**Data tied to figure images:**

■ ■ ■ ■

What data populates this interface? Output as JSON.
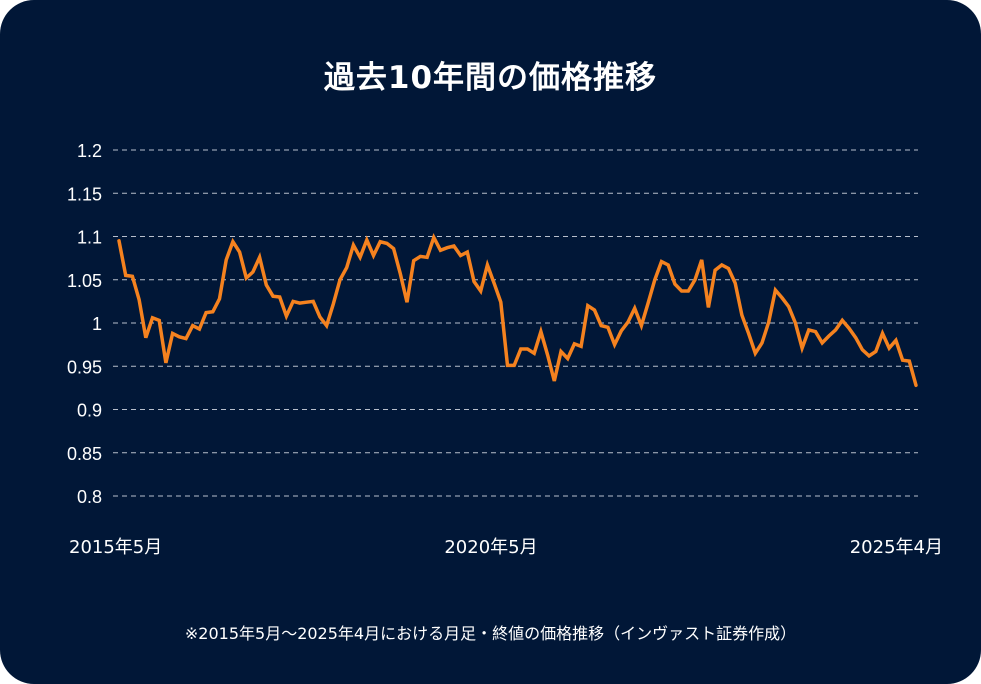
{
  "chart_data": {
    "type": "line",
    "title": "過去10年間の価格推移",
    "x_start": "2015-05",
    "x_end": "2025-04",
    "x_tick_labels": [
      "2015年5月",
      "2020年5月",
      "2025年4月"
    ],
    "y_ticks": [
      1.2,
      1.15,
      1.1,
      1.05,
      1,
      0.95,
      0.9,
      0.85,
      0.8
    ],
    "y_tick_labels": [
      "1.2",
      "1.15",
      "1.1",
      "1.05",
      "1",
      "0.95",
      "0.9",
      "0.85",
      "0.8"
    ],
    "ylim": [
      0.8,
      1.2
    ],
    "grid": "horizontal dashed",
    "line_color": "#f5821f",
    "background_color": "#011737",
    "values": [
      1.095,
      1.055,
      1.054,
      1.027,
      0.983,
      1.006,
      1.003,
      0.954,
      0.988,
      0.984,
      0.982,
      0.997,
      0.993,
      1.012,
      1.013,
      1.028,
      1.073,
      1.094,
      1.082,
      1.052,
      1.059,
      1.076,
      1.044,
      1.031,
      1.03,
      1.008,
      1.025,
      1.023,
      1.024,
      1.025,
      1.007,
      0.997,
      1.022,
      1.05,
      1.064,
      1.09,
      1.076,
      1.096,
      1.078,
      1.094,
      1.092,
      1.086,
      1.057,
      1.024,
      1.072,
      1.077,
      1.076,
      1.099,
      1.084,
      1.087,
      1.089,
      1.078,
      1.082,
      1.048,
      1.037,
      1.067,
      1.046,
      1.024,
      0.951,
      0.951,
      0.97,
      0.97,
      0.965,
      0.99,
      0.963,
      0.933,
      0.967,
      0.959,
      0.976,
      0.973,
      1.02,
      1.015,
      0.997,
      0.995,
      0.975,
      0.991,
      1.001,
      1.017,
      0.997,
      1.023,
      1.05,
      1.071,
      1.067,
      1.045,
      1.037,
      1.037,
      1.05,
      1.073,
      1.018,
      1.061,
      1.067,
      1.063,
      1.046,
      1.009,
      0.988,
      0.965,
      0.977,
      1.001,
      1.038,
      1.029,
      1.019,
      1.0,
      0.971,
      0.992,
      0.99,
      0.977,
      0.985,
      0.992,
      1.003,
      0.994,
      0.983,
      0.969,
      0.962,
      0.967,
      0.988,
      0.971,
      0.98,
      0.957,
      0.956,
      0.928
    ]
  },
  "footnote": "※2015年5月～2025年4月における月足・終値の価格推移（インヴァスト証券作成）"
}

■ ■ ■ ■

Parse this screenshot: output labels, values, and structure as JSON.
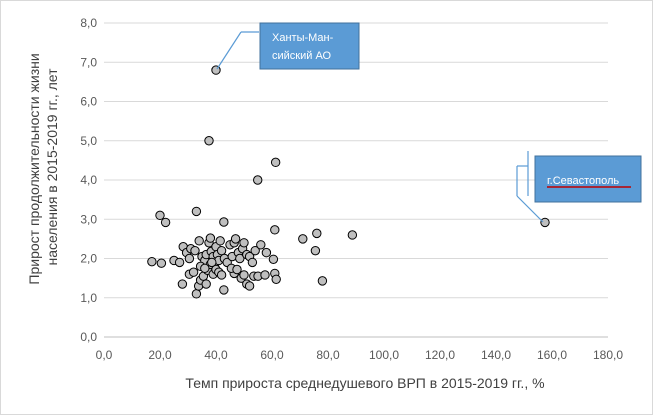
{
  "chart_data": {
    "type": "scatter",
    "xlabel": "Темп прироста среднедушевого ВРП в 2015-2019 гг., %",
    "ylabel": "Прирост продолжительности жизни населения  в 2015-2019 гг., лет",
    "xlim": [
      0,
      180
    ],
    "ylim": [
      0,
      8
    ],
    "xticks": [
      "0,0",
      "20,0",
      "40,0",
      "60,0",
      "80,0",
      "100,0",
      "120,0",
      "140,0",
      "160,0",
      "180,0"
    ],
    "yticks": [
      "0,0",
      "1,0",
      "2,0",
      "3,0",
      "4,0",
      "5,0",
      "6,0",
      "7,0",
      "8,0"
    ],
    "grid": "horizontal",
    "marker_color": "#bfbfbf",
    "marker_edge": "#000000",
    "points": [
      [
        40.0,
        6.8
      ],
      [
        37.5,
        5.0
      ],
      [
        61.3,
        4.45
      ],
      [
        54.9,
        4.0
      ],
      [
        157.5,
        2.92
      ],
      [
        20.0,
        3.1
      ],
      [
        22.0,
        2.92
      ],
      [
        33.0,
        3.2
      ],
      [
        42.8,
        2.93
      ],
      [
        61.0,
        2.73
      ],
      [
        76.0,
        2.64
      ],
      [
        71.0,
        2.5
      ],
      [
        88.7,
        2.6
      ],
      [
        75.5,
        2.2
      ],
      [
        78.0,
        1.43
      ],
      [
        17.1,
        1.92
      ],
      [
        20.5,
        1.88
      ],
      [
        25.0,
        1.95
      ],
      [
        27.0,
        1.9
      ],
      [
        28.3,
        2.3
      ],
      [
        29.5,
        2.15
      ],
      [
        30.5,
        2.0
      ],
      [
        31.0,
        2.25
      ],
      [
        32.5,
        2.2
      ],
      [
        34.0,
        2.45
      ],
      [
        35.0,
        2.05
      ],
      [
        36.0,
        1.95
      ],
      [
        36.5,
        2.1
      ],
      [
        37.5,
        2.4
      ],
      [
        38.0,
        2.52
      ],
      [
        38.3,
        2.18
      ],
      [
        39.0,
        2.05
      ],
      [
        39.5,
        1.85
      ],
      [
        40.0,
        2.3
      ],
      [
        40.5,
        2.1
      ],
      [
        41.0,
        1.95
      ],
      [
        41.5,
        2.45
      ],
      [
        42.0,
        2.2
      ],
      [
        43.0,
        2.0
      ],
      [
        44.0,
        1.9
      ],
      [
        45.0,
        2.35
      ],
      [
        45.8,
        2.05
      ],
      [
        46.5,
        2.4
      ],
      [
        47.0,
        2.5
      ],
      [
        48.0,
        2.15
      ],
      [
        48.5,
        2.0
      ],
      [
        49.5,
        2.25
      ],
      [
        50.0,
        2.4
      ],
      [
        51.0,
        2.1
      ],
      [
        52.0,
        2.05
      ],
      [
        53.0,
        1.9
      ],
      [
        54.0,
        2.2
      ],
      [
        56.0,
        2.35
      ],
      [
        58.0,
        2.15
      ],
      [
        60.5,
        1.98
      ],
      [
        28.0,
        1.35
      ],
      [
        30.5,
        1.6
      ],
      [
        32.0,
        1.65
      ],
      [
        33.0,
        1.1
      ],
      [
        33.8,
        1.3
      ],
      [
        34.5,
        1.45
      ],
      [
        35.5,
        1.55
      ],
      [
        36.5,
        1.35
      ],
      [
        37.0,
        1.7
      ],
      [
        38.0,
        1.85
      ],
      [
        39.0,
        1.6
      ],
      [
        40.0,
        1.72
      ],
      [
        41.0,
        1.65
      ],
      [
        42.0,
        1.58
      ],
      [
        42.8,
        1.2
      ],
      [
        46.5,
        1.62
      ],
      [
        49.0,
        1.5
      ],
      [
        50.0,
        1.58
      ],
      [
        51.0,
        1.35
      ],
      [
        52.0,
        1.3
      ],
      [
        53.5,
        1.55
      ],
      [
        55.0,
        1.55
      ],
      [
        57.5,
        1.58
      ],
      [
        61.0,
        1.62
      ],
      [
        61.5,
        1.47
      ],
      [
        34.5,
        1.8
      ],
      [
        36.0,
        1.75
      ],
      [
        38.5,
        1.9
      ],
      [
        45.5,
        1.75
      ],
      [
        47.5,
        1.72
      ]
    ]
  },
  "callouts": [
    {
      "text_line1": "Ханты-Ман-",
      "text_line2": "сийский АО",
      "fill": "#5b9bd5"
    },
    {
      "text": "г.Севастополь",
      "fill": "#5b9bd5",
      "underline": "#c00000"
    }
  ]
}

■ ■ ■ ■

**Requirement:** Copy each line of the listing in which the word "this" can be found.

**Task response:**
What data populates this interface? Output as JSON.
Parse this screenshot: output labels, values, and structure as JSON.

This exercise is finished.